--- start of RECORDS SHOWN ---

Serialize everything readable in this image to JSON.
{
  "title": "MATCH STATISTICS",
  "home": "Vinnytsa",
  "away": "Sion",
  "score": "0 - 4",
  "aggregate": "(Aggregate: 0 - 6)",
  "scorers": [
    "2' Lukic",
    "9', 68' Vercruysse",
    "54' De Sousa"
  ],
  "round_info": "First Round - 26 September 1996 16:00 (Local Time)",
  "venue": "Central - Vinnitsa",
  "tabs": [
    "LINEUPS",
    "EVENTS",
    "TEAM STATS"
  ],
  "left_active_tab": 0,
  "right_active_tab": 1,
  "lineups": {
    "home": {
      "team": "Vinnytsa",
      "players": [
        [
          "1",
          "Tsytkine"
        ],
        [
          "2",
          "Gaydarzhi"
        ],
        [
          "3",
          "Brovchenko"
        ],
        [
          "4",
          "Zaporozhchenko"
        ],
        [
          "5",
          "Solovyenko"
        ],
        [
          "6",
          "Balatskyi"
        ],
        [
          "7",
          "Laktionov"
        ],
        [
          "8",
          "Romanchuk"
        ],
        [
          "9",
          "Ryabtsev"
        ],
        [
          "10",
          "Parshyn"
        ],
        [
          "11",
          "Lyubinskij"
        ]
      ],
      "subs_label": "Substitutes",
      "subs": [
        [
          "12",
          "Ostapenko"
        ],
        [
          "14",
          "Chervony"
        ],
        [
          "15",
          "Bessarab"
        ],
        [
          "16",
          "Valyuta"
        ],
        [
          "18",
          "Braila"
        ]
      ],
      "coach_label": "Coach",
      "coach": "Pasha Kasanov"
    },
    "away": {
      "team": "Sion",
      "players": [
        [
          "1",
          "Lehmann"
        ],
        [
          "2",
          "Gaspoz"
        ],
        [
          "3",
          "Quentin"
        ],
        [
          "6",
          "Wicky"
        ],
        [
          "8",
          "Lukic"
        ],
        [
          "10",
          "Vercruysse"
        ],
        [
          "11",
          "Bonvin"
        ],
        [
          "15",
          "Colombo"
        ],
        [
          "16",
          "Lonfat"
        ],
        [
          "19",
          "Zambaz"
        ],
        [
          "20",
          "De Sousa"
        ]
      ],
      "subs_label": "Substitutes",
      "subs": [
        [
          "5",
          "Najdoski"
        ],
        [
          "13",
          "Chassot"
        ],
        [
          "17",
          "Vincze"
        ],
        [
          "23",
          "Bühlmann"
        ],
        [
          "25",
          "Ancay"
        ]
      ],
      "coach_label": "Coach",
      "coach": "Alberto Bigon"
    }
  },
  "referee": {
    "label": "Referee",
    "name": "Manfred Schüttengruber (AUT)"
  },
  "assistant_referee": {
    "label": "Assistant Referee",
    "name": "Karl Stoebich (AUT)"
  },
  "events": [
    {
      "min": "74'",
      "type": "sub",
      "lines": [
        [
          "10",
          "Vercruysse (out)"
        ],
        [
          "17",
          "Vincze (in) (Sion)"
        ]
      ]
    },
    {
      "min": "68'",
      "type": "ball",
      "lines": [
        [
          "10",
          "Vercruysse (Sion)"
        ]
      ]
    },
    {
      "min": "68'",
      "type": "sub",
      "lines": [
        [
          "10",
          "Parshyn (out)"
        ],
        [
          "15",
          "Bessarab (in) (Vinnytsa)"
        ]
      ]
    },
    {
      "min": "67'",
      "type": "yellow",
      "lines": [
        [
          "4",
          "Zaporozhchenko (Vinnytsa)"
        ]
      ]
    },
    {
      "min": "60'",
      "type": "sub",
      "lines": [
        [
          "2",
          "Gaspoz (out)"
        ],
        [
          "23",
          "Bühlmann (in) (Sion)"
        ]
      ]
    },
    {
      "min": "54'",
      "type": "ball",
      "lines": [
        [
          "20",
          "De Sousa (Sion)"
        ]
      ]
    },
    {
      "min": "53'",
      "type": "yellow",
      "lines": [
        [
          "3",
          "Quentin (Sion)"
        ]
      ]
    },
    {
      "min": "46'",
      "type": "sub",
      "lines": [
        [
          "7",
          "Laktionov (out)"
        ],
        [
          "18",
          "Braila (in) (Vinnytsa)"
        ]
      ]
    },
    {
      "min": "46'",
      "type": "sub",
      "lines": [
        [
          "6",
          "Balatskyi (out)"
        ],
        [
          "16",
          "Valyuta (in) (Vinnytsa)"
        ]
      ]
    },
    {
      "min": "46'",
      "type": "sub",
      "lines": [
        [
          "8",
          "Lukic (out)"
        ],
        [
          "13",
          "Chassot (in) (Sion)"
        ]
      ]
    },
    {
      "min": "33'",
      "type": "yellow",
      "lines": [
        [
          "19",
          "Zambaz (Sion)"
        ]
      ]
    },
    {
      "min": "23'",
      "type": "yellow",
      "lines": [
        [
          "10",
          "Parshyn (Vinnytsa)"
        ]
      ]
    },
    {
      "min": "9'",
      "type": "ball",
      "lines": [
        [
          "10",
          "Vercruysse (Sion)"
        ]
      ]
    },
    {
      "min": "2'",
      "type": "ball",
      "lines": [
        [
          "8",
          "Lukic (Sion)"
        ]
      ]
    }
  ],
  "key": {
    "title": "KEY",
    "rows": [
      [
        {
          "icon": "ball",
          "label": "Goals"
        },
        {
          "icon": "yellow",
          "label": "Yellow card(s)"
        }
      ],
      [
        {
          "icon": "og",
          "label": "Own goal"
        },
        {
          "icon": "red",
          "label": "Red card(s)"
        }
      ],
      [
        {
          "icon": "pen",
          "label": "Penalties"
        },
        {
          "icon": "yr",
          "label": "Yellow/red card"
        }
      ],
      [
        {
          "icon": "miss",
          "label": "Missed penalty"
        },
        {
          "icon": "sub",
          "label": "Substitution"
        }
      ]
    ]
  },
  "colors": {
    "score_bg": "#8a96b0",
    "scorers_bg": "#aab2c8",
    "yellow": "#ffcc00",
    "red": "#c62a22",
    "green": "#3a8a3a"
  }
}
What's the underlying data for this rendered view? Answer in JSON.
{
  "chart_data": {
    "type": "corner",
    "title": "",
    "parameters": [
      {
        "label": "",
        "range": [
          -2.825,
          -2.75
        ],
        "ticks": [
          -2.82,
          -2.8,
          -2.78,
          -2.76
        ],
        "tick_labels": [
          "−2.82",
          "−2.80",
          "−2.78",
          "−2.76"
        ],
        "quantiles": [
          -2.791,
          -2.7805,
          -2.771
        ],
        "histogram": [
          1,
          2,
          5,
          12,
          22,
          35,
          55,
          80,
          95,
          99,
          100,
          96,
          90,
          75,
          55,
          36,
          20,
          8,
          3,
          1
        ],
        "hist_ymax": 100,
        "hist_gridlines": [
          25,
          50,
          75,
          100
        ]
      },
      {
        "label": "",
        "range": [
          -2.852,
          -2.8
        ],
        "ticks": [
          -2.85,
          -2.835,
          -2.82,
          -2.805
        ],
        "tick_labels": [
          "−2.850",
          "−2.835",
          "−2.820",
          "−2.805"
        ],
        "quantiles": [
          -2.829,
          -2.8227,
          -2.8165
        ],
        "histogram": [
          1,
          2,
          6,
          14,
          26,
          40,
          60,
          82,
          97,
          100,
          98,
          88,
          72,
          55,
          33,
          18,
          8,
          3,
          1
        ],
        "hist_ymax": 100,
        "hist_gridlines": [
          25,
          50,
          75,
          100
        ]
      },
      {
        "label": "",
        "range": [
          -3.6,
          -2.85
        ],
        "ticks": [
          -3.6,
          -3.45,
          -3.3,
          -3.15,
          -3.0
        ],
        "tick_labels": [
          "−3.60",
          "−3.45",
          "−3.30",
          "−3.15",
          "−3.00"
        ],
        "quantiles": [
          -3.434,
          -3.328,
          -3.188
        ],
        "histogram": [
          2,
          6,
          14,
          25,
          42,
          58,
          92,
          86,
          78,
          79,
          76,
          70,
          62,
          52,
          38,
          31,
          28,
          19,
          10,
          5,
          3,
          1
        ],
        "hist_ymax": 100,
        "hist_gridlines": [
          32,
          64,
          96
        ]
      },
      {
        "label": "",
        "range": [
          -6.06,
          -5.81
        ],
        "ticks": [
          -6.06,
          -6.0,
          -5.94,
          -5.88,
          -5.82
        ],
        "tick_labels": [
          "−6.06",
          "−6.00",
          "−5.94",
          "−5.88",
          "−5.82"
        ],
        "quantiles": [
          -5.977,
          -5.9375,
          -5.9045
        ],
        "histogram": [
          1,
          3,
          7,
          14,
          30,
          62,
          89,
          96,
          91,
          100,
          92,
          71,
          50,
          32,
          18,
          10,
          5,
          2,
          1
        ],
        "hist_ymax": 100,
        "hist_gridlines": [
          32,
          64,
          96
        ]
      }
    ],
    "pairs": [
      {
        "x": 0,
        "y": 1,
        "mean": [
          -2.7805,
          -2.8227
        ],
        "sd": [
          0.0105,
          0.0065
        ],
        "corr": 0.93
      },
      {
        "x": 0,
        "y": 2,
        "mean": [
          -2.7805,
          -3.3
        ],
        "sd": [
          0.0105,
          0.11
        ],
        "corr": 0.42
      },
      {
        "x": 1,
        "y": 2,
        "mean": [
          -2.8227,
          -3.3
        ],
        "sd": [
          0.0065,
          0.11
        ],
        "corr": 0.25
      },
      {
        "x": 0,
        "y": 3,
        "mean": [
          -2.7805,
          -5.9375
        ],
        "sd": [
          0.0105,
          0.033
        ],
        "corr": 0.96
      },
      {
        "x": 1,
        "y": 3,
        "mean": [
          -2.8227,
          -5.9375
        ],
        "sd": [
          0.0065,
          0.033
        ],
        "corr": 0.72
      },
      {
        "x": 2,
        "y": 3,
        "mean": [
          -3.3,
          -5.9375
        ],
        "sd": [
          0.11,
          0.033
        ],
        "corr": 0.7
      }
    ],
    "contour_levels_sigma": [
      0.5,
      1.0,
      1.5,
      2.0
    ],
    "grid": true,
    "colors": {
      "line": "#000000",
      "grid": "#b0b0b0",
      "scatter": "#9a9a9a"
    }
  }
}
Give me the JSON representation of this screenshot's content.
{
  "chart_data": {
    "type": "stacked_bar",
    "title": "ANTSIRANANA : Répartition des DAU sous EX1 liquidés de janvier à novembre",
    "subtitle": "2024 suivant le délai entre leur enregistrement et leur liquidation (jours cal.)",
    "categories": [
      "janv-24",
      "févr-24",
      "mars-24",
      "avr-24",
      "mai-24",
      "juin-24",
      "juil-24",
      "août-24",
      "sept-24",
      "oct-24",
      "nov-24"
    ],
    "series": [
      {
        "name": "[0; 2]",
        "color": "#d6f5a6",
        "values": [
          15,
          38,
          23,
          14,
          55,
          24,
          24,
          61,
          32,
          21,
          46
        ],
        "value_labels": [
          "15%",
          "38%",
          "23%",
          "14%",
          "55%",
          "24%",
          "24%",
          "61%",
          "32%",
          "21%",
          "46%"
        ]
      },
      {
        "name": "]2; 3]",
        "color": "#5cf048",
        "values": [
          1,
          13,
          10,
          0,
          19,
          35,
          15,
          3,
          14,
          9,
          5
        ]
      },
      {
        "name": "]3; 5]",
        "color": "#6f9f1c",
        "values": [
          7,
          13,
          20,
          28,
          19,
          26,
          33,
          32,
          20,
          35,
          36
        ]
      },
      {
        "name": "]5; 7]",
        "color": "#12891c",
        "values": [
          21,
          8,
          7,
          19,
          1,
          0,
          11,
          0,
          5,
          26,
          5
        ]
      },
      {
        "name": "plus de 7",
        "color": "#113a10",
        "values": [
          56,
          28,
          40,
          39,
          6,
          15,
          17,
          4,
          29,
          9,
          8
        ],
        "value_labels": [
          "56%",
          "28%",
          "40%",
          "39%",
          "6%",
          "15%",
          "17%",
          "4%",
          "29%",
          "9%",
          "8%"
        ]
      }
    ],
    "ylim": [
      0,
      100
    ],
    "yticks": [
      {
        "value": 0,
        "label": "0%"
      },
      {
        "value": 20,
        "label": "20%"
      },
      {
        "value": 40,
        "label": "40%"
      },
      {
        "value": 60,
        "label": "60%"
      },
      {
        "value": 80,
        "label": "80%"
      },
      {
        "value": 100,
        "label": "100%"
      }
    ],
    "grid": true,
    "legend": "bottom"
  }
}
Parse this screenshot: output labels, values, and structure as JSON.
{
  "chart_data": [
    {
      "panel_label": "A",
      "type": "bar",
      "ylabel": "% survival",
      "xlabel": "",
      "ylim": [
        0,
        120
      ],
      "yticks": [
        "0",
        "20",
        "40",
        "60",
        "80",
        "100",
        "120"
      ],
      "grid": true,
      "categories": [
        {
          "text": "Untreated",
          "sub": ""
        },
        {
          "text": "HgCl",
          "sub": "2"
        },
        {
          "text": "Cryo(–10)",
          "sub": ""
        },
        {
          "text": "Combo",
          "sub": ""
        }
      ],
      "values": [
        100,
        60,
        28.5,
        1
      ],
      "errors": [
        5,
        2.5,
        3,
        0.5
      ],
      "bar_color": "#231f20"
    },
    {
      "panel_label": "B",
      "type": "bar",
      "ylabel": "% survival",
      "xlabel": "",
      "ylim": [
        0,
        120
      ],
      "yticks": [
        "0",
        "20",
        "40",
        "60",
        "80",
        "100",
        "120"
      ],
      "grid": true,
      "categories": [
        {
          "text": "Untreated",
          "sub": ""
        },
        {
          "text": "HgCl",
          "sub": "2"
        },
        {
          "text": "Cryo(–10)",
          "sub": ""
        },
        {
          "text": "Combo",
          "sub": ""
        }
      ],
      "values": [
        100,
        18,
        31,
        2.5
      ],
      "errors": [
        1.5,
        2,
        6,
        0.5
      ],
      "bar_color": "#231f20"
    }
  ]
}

--- end of RECORDS SHOWN ---

— PROBLEM DETAILS —
Pick out every line above that holds the word "Vinnytsa" and copy it.

— REPLY TO THE TASK —
  "home": "Vinnytsa",
      "team": "Vinnytsa",
          "Bessarab (in) (Vinnytsa)"
          "Zaporozhchenko (Vinnytsa)"
          "Braila (in) (Vinnytsa)"
          "Valyuta (in) (Vinnytsa)"
          "Parshyn (Vinnytsa)"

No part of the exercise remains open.